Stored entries
┌────────
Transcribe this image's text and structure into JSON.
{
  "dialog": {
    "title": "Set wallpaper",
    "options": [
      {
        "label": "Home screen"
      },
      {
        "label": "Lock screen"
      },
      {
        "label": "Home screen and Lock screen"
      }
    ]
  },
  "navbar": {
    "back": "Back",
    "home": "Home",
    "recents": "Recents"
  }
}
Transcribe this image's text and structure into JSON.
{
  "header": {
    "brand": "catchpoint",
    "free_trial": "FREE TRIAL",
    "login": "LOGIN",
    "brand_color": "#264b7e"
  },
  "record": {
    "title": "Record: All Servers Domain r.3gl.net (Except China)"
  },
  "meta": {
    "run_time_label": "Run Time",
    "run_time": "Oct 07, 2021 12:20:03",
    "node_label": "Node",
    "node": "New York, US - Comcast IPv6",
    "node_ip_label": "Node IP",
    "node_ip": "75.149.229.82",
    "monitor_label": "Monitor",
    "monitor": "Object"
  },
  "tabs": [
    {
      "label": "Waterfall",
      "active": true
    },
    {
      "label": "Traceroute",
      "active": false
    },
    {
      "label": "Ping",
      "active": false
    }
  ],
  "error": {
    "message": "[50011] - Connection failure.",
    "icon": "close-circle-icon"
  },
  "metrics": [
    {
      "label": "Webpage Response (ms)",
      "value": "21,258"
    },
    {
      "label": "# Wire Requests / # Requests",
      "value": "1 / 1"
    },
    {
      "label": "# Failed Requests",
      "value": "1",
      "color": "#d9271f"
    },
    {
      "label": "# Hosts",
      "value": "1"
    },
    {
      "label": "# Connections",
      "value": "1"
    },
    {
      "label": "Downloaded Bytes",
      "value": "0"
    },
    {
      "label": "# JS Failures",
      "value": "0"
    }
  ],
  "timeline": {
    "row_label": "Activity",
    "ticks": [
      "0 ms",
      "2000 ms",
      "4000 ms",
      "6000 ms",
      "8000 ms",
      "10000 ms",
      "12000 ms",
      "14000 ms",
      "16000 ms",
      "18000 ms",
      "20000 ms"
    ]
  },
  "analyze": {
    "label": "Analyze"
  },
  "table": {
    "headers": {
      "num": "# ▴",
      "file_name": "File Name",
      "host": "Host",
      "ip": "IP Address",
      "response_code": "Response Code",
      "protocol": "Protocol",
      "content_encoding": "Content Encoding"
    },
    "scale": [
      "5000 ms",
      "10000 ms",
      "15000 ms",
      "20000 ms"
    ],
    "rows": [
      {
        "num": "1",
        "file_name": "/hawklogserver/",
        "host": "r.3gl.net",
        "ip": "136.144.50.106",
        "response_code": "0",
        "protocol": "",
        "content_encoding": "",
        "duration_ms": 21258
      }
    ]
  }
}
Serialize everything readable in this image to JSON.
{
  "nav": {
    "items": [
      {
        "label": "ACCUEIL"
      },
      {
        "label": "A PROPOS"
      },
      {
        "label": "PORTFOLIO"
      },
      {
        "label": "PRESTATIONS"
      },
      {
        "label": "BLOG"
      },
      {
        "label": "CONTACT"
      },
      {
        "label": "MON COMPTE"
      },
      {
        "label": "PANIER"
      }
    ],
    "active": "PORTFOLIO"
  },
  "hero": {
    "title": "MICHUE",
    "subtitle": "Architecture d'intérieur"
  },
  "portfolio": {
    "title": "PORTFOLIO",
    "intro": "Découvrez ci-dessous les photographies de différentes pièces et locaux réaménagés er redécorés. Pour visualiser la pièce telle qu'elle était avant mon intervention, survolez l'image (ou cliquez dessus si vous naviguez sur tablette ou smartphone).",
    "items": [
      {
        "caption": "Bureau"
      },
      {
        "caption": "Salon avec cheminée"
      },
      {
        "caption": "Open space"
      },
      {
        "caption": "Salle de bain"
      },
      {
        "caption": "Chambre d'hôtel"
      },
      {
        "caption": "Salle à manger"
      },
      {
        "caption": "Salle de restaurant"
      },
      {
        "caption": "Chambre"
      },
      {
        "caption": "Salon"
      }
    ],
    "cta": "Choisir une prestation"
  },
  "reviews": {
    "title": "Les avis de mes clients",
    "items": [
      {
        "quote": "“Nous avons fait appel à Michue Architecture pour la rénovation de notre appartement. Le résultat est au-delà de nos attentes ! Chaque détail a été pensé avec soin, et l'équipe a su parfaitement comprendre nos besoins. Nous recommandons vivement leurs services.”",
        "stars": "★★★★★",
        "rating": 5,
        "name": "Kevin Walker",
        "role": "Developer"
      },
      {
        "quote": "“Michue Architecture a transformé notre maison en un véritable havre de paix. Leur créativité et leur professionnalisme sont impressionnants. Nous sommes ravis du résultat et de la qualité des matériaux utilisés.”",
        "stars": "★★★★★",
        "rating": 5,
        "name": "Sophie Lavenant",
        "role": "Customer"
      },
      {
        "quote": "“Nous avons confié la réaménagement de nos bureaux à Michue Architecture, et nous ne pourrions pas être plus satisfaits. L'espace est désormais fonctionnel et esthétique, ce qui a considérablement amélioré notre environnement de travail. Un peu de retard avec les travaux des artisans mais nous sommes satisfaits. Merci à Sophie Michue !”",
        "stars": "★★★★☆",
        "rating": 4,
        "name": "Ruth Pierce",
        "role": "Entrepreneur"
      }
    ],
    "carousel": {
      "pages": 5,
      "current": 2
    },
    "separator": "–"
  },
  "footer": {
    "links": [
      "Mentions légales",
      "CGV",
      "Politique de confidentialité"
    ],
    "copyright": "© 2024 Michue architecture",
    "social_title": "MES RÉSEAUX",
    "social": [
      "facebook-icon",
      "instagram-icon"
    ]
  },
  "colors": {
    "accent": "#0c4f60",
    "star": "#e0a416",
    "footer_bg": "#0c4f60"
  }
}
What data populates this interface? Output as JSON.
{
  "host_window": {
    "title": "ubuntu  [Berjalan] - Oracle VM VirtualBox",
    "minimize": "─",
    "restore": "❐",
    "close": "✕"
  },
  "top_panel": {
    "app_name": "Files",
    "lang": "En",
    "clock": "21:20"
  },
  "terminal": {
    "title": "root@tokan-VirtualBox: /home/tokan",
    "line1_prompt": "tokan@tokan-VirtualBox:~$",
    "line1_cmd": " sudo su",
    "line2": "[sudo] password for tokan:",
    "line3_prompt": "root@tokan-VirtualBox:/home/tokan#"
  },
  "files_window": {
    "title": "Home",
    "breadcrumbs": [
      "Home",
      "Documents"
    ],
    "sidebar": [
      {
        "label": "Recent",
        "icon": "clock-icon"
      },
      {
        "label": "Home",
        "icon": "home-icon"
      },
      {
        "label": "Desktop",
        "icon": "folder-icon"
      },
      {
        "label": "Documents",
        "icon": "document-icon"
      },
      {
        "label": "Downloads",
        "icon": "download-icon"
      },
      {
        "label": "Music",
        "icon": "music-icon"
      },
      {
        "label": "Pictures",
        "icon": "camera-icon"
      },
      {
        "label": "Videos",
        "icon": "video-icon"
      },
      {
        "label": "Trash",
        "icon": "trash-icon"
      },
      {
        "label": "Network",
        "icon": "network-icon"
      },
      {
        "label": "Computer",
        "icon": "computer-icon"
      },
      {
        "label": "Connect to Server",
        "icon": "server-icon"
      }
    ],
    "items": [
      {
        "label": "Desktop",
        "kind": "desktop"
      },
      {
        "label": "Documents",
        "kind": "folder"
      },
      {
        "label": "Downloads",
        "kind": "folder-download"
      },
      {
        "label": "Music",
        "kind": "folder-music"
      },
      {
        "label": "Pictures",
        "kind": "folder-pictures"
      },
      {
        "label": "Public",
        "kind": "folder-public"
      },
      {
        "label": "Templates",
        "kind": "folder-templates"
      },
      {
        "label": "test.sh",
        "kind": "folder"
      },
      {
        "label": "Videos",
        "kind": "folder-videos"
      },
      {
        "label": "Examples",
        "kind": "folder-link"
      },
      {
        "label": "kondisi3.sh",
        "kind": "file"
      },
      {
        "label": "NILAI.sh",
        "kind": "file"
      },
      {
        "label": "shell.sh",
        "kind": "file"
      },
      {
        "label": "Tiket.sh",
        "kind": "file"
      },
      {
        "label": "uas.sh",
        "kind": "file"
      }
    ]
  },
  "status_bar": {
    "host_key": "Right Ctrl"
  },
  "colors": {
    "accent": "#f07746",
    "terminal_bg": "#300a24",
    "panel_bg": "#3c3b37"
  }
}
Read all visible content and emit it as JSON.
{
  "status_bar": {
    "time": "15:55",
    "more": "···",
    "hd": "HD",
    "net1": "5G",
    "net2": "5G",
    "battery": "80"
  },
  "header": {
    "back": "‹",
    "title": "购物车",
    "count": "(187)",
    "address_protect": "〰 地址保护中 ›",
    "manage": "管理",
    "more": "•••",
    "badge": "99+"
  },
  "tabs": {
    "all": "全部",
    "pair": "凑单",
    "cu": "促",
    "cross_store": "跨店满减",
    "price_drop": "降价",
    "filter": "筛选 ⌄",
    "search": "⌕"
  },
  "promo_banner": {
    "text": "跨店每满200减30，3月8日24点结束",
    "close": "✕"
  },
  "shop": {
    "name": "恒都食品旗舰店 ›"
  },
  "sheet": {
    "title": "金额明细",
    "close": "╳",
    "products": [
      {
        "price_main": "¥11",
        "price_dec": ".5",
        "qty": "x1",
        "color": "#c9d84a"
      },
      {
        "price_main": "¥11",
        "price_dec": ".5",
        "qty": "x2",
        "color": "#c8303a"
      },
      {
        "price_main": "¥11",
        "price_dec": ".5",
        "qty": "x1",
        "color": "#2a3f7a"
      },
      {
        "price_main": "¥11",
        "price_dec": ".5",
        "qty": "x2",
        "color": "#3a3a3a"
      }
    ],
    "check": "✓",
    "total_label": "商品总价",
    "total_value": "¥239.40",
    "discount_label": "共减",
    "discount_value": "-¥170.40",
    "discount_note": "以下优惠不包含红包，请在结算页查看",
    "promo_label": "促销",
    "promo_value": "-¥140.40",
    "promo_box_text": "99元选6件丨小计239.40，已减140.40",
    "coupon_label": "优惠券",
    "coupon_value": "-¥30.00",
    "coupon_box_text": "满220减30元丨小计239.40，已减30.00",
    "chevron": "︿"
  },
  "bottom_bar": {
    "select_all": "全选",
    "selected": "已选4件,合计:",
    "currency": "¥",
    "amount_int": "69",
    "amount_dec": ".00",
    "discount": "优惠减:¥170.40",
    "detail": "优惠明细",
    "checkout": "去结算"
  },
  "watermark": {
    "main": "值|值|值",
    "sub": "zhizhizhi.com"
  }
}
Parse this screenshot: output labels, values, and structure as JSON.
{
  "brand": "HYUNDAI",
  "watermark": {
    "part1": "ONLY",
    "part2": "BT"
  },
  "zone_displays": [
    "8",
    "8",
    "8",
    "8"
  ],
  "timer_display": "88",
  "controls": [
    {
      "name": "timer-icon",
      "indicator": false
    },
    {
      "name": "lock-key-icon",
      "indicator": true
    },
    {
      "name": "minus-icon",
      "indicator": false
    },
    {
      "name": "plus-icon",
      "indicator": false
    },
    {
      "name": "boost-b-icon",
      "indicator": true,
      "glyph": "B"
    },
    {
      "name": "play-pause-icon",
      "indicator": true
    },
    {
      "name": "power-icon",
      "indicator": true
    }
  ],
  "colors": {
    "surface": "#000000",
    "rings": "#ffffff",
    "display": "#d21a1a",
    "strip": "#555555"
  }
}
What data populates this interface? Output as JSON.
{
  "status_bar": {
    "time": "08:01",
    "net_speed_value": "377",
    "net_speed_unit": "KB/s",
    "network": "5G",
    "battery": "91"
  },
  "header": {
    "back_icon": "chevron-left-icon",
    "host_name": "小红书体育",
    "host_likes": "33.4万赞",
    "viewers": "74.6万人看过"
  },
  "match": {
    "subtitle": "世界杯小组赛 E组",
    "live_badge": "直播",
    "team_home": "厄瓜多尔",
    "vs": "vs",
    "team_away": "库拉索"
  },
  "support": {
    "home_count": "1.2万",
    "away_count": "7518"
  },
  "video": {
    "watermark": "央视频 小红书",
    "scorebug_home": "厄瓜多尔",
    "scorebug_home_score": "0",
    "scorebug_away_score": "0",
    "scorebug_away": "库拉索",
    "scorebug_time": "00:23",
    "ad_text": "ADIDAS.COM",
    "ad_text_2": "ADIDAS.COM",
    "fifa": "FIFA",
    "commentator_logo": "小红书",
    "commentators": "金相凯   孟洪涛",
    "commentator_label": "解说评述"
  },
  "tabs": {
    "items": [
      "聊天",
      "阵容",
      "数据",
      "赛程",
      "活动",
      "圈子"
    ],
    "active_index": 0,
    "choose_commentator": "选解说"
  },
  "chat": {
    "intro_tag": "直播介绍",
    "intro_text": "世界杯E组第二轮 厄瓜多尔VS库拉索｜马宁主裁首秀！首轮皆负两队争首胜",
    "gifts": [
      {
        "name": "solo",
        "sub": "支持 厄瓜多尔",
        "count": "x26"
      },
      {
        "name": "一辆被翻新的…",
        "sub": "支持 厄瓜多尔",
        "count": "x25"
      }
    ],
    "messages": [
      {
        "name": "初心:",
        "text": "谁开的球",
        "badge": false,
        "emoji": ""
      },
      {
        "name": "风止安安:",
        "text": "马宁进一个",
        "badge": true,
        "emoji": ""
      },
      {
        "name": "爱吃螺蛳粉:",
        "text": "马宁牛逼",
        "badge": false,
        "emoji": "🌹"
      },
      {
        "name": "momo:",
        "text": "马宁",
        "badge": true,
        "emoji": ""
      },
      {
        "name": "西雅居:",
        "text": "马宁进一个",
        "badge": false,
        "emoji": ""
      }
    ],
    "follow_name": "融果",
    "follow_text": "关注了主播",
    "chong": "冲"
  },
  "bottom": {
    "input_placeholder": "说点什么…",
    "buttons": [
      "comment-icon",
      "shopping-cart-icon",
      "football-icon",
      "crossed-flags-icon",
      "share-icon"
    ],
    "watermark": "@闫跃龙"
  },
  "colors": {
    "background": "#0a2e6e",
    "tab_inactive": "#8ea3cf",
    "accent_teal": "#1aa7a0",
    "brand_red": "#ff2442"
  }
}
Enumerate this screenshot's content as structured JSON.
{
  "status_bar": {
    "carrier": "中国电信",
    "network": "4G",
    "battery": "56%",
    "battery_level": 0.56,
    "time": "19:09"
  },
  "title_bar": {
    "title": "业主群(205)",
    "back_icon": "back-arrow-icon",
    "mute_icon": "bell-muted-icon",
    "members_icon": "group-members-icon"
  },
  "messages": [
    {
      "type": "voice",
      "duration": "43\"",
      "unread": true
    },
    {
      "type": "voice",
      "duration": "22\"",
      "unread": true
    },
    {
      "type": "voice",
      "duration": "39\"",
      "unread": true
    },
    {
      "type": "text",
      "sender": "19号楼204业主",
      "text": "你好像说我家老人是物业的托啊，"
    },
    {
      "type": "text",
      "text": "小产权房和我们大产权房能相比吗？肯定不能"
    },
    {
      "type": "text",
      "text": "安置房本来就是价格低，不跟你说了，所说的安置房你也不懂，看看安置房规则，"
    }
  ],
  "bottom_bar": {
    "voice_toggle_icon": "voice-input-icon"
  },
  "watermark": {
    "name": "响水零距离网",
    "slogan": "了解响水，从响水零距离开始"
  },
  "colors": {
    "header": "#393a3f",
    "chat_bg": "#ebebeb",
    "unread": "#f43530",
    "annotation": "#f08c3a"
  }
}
└────────
**EXERCISE DETAILS**
Your answer should be only a number: how many lines of the data above contain the string "avec"?

**ANSWER**
3